▶ [Written exercise]: Copy the records below exactly as they are written.
— Start —
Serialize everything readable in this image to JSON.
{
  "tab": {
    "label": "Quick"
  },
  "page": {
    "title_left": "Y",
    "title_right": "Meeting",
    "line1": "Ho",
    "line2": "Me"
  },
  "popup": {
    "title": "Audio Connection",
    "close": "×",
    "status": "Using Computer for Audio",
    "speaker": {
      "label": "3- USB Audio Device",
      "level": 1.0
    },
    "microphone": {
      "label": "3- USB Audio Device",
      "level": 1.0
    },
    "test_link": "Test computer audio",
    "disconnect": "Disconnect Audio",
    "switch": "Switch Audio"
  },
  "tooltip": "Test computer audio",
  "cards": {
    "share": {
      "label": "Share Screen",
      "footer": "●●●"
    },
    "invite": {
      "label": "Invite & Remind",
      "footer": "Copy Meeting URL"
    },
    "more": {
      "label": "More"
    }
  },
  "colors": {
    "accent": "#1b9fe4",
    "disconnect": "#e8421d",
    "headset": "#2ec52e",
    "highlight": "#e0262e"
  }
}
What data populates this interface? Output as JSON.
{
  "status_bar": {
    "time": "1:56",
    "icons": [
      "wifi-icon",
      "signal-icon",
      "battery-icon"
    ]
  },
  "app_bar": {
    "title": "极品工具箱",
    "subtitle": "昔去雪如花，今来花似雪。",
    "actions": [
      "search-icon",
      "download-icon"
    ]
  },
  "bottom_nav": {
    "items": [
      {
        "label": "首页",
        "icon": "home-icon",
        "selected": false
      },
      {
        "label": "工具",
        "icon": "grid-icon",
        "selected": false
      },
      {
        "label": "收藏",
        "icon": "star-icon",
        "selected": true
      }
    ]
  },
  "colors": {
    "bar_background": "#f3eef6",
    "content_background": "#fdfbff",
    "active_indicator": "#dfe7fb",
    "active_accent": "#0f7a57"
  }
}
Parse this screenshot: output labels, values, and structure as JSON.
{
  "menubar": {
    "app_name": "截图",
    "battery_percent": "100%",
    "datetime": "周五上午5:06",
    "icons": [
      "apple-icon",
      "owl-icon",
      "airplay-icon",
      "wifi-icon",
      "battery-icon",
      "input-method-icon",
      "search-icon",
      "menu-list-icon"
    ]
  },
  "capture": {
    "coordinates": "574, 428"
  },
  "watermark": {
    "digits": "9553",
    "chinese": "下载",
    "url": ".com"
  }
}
— End —
▶ [Result of this task]:
Serialize everything readable in this image to JSON.
{
  "tab": {
    "label": "Quick"
  },
  "page": {
    "title_left": "Y",
    "title_right": "Meeting",
    "line1": "Ho",
    "line2": "Me"
  },
  "popup": {
    "title": "Audio Connection",
    "close": "×",
    "status": "Using Computer for Audio",
    "speaker": {
      "label": "3- USB Audio Device",
      "level": 1.0
    },
    "microphone": {
      "label": "3- USB Audio Device",
      "level": 1.0
    },
    "test_link": "Test computer audio",
    "disconnect": "Disconnect Audio",
    "switch": "Switch Audio"
  },
  "tooltip": "Test computer audio",
  "cards": {
    "share": {
      "label": "Share Screen",
      "footer": "●●●"
    },
    "invite": {
      "label": "Invite & Remind",
      "footer": "Copy Meeting URL"
    },
    "more": {
      "label": "More"
    }
  },
  "colors": {
    "accent": "#1b9fe4",
    "disconnect": "#e8421d",
    "headset": "#2ec52e",
    "highlight": "#e0262e"
  }
}
What data populates this interface? Output as JSON.
{
  "status_bar": {
    "time": "1:56",
    "icons": [
      "wifi-icon",
      "signal-icon",
      "battery-icon"
    ]
  },
  "app_bar": {
    "title": "极品工具箱",
    "subtitle": "昔去雪如花，今来花似雪。",
    "actions": [
      "search-icon",
      "download-icon"
    ]
  },
  "bottom_nav": {
    "items": [
      {
        "label": "首页",
        "icon": "home-icon",
        "selected": false
      },
      {
        "label": "工具",
        "icon": "grid-icon",
        "selected": false
      },
      {
        "label": "收藏",
        "icon": "star-icon",
        "selected": true
      }
    ]
  },
  "colors": {
    "bar_background": "#f3eef6",
    "content_background": "#fdfbff",
    "active_indicator": "#dfe7fb",
    "active_accent": "#0f7a57"
  }
}
Parse this screenshot: output labels, values, and structure as JSON.
{
  "menubar": {
    "app_name": "截图",
    "battery_percent": "100%",
    "datetime": "周五上午5:06",
    "icons": [
      "apple-icon",
      "owl-icon",
      "airplay-icon",
      "wifi-icon",
      "battery-icon",
      "input-method-icon",
      "search-icon",
      "menu-list-icon"
    ]
  },
  "capture": {
    "coordinates": "574, 428"
  },
  "watermark": {
    "digits": "9553",
    "chinese": "下载",
    "url": ".com"
  }
}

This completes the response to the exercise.